Filter the entries, keeping every line with the word "this".

..............................

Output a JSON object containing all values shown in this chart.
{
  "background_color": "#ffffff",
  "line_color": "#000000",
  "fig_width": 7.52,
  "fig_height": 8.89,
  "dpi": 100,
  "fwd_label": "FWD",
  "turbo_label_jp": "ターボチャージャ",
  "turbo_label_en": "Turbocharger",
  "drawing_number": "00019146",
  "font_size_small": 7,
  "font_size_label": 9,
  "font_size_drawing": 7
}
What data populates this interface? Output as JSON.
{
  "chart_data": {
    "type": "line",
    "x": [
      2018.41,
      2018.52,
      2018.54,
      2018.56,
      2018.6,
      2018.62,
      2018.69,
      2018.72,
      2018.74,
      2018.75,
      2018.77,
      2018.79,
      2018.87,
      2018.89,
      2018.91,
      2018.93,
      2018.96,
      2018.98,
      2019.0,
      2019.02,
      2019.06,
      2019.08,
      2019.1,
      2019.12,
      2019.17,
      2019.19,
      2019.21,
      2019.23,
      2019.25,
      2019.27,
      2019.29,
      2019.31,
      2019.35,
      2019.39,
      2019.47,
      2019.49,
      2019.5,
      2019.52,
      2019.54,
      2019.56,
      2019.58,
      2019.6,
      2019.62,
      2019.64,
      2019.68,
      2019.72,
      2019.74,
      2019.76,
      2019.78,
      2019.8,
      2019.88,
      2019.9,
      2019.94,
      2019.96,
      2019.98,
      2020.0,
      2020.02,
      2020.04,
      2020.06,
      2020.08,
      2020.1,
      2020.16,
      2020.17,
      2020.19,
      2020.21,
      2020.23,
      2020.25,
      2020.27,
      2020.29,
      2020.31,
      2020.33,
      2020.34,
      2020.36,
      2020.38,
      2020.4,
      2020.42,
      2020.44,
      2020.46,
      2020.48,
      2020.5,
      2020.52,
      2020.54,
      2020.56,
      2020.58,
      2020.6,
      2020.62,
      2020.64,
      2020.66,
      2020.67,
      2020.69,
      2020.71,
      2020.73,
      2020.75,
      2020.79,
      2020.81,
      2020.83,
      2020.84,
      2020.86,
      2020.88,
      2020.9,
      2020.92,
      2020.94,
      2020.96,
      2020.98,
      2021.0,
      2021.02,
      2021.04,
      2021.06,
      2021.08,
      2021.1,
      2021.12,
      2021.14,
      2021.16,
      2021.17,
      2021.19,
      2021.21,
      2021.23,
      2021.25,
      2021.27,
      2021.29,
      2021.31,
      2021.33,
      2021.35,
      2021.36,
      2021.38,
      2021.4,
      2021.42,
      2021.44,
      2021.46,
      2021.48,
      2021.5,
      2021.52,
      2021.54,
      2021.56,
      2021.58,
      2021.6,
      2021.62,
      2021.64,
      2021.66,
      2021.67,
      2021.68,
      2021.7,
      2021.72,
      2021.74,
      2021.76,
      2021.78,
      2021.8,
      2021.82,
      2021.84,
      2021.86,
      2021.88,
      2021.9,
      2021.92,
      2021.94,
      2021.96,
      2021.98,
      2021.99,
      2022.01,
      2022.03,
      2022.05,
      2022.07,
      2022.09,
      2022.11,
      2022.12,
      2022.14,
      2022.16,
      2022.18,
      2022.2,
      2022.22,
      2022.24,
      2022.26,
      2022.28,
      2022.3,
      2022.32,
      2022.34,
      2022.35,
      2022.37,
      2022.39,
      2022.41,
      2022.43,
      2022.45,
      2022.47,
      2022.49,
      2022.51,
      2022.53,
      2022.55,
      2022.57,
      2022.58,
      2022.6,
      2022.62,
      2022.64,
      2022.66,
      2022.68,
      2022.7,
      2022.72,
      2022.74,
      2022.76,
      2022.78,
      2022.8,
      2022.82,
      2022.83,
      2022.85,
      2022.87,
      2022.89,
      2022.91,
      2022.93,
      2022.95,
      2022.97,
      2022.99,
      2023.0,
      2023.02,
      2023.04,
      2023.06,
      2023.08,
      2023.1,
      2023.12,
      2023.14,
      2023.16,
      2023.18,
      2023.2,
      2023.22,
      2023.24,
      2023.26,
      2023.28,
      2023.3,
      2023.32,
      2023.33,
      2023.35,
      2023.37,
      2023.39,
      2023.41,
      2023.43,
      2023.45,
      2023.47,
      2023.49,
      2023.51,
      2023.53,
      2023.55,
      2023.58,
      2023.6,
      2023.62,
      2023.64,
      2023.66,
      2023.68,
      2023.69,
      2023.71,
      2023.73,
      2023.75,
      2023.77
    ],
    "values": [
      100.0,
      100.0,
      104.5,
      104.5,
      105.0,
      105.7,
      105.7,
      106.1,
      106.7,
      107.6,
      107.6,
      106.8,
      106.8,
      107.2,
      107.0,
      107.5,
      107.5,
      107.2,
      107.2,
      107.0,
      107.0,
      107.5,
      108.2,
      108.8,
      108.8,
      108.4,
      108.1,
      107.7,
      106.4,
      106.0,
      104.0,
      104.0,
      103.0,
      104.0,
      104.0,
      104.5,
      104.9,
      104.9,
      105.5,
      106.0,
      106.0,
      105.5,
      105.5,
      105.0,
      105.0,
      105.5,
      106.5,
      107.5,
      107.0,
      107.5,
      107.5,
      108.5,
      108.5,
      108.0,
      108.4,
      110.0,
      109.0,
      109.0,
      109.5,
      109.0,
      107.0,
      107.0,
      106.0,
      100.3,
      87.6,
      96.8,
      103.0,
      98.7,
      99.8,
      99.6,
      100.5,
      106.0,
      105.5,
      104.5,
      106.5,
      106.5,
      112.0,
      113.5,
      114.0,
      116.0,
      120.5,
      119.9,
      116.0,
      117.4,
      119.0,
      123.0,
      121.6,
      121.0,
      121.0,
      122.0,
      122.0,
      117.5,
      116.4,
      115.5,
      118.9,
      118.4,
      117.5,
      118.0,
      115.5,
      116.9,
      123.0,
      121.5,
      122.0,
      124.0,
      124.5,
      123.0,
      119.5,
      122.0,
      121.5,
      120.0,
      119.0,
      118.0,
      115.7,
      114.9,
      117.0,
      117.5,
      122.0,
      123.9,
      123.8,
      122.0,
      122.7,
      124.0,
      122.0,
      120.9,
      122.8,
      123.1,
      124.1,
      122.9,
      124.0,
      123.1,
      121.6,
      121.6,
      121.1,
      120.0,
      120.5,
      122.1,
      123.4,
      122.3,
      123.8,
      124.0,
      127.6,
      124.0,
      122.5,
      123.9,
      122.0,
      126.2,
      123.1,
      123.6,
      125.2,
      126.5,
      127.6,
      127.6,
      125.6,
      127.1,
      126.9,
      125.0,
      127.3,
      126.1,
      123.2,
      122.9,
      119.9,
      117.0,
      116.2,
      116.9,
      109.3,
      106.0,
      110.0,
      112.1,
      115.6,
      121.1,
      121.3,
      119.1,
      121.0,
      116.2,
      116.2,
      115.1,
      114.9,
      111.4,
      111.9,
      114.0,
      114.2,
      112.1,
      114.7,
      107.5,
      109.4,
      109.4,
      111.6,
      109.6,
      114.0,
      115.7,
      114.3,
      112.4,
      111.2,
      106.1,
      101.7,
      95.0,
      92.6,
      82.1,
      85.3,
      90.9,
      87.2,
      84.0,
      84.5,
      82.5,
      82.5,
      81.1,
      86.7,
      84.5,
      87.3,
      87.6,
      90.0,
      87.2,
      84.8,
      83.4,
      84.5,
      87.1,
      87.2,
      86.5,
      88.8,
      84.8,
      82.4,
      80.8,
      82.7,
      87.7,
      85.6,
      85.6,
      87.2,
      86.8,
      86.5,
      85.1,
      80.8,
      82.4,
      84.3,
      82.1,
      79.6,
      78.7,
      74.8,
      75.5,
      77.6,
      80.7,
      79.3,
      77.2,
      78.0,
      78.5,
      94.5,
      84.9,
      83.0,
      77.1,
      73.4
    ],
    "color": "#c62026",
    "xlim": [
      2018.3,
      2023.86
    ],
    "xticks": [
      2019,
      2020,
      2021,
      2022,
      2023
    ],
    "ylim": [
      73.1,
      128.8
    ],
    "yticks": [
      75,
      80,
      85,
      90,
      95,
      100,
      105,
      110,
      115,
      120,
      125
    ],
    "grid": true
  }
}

..............................

Answer to the task =
Output a JSON object containing all values shown in this chart.
What data populates this interface? Output as JSON.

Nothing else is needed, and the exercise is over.